- Written problem -
Each line that follows is to be retyped exactly.

- Data entries -
-*-*-
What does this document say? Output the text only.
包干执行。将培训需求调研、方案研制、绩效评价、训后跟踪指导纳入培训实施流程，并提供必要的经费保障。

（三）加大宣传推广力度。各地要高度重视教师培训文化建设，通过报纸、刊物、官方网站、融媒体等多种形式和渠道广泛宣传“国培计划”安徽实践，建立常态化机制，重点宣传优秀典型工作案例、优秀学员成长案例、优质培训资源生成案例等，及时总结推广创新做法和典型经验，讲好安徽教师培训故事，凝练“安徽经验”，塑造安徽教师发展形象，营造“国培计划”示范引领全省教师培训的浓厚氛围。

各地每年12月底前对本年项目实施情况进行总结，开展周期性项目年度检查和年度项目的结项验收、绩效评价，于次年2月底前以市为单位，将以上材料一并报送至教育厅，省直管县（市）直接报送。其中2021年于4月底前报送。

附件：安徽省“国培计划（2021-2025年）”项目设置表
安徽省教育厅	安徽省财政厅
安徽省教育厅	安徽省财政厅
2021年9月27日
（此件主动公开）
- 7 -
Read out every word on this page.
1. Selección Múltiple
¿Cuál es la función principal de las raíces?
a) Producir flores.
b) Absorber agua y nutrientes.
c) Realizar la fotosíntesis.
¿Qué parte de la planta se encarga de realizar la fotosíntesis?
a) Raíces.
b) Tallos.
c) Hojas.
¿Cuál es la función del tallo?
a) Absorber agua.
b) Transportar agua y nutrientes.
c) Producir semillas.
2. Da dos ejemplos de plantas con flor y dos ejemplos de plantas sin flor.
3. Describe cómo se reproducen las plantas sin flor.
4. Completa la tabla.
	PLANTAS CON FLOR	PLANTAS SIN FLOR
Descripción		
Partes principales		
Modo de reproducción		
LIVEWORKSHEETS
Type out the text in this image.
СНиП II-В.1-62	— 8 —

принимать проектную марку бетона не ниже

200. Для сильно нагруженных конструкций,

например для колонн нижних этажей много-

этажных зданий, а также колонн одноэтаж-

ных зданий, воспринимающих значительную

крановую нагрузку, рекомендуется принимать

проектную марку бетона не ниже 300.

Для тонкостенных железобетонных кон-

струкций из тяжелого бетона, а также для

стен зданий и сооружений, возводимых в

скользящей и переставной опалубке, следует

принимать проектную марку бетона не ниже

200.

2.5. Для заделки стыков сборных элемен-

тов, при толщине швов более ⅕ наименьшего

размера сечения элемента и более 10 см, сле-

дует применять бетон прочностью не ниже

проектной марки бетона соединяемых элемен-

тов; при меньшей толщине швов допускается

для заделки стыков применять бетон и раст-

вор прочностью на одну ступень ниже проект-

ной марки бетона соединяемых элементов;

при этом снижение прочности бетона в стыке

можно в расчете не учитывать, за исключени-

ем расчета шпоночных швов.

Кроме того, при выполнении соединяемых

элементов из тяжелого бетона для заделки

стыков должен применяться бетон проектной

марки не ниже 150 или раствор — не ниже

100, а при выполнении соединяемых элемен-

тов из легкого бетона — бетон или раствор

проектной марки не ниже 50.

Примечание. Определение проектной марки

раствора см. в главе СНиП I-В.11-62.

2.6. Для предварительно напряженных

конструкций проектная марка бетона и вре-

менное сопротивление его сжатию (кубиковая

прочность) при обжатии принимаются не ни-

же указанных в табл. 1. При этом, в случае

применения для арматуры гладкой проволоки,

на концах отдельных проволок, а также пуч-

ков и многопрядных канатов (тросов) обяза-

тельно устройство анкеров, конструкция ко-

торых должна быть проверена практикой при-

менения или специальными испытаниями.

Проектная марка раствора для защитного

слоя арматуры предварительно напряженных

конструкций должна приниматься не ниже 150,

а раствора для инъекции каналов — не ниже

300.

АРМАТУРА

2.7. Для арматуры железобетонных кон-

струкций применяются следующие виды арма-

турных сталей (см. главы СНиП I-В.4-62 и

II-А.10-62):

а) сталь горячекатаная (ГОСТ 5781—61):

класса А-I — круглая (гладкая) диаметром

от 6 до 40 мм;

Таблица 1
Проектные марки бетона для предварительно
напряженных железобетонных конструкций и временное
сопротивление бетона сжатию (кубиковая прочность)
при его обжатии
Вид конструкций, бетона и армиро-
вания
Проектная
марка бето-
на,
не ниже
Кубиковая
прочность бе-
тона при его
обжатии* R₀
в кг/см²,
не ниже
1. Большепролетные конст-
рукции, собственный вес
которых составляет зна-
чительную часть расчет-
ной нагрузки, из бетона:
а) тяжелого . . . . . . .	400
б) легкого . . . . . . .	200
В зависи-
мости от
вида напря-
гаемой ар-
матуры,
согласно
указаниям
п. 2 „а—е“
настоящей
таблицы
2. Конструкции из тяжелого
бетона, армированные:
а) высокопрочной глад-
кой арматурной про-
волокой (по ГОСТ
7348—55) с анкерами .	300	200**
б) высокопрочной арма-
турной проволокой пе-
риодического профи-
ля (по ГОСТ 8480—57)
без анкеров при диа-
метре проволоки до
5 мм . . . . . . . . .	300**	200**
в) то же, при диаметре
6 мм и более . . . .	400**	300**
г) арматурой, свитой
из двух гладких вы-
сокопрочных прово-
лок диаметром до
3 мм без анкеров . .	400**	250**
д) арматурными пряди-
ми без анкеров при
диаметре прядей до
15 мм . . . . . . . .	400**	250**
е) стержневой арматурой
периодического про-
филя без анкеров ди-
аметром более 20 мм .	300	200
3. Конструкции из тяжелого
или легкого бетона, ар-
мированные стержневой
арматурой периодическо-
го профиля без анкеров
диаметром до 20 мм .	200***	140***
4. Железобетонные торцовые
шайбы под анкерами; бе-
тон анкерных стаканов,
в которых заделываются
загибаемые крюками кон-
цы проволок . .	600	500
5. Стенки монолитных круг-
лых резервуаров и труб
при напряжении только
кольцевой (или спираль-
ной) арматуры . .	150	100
-*-*-
- Completed task -
What does this document say? Output the text only.
包干执行。将培训需求调研、方案研制、绩效评价、训后跟踪指导纳入培训实施流程，并提供必要的经费保障。

（三）加大宣传推广力度。各地要高度重视教师培训文化建设，通过报纸、刊物、官方网站、融媒体等多种形式和渠道广泛宣传“国培计划”安徽实践，建立常态化机制，重点宣传优秀典型工作案例、优秀学员成长案例、优质培训资源生成案例等，及时总结推广创新做法和典型经验，讲好安徽教师培训故事，凝练“安徽经验”，塑造安徽教师发展形象，营造“国培计划”示范引领全省教师培训的浓厚氛围。

各地每年12月底前对本年项目实施情况进行总结，开展周期性项目年度检查和年度项目的结项验收、绩效评价，于次年2月底前以市为单位，将以上材料一并报送至教育厅，省直管县（市）直接报送。其中2021年于4月底前报送。

附件：安徽省“国培计划（2021-2025年）”项目设置表
安徽省教育厅	安徽省财政厅
安徽省教育厅	安徽省财政厅
2021年9月27日
（此件主动公开）
- 7 -
Read out every word on this page.
1. Selección Múltiple
¿Cuál es la función principal de las raíces?
a) Producir flores.
b) Absorber agua y nutrientes.
c) Realizar la fotosíntesis.
¿Qué parte de la planta se encarga de realizar la fotosíntesis?
a) Raíces.
b) Tallos.
c) Hojas.
¿Cuál es la función del tallo?
a) Absorber agua.
b) Transportar agua y nutrientes.
c) Producir semillas.
2. Da dos ejemplos de plantas con flor y dos ejemplos de plantas sin flor.
3. Describe cómo se reproducen las plantas sin flor.
4. Completa la tabla.
	PLANTAS CON FLOR	PLANTAS SIN FLOR
Descripción		
Partes principales		
Modo de reproducción		
LIVEWORKSHEETS
Type out the text in this image.
СНиП II-В.1-62	— 8 —

принимать проектную марку бетона не ниже

200. Для сильно нагруженных конструкций,

например для колонн нижних этажей много-

этажных зданий, а также колонн одноэтаж-

ных зданий, воспринимающих значительную

крановую нагрузку, рекомендуется принимать

проектную марку бетона не ниже 300.

Для тонкостенных железобетонных кон-

струкций из тяжелого бетона, а также для

стен зданий и сооружений, возводимых в

скользящей и переставной опалубке, следует

принимать проектную марку бетона не ниже

200.

2.5. Для заделки стыков сборных элемен-

тов, при толщине швов более ⅕ наименьшего

размера сечения элемента и более 10 см, сле-

дует применять бетон прочностью не ниже

проектной марки бетона соединяемых элемен-

тов; при меньшей толщине швов допускается

для заделки стыков применять бетон и раст-

вор прочностью на одну ступень ниже проект-

ной марки бетона соединяемых элементов;

при этом снижение прочности бетона в стыке

можно в расчете не учитывать, за исключени-

ем расчета шпоночных швов.

Кроме того, при выполнении соединяемых

элементов из тяжелого бетона для заделки

стыков должен применяться бетон проектной

марки не ниже 150 или раствор — не ниже

100, а при выполнении соединяемых элемен-

тов из легкого бетона — бетон или раствор

проектной марки не ниже 50.

Примечание. Определение проектной марки

раствора см. в главе СНиП I-В.11-62.

2.6. Для предварительно напряженных

конструкций проектная марка бетона и вре-

менное сопротивление его сжатию (кубиковая

прочность) при обжатии принимаются не ни-

же указанных в табл. 1. При этом, в случае

применения для арматуры гладкой проволоки,

на концах отдельных проволок, а также пуч-

ков и многопрядных канатов (тросов) обяза-

тельно устройство анкеров, конструкция ко-

торых должна быть проверена практикой при-

менения или специальными испытаниями.

Проектная марка раствора для защитного

слоя арматуры предварительно напряженных

конструкций должна приниматься не ниже 150,

а раствора для инъекции каналов — не ниже

300.

АРМАТУРА

2.7. Для арматуры железобетонных кон-

струкций применяются следующие виды арма-

турных сталей (см. главы СНиП I-В.4-62 и

II-А.10-62):

а) сталь горячекатаная (ГОСТ 5781—61):

класса А-I — круглая (гладкая) диаметром

от 6 до 40 мм;

Таблица 1
Проектные марки бетона для предварительно
напряженных железобетонных конструкций и временное
сопротивление бетона сжатию (кубиковая прочность)
при его обжатии
Вид конструкций, бетона и армиро-
вания
Проектная
марка бето-
на,
не ниже
Кубиковая
прочность бе-
тона при его
обжатии* R₀
в кг/см²,
не ниже
1. Большепролетные конст-
рукции, собственный вес
которых составляет зна-
чительную часть расчет-
ной нагрузки, из бетона:
а) тяжелого . . . . . . .	400
б) легкого . . . . . . .	200
В зависи-
мости от
вида напря-
гаемой ар-
матуры,
согласно
указаниям
п. 2 „а—е“
настоящей
таблицы
2. Конструкции из тяжелого
бетона, армированные:
а) высокопрочной глад-
кой арматурной про-
волокой (по ГОСТ
7348—55) с анкерами .	300	200**
б) высокопрочной арма-
турной проволокой пе-
риодического профи-
ля (по ГОСТ 8480—57)
без анкеров при диа-
метре проволоки до
5 мм . . . . . . . . .	300**	200**
в) то же, при диаметре
6 мм и более . . . .	400**	300**
г) арматурой, свитой
из двух гладких вы-
сокопрочных прово-
лок диаметром до
3 мм без анкеров . .	400**	250**
д) арматурными пряди-
ми без анкеров при
диаметре прядей до
15 мм . . . . . . . .	400**	250**
е) стержневой арматурой
периодического про-
филя без анкеров ди-
аметром более 20 мм .	300	200
3. Конструкции из тяжелого
или легкого бетона, ар-
мированные стержневой
арматурой периодическо-
го профиля без анкеров
диаметром до 20 мм .	200***	140***
4. Железобетонные торцовые
шайбы под анкерами; бе-
тон анкерных стаканов,
в которых заделываются
загибаемые крюками кон-
цы проволок . .	600	500
5. Стенки монолитных круг-
лых резервуаров и труб
при напряжении только
кольцевой (или спираль-
ной) арматуры . .	150	100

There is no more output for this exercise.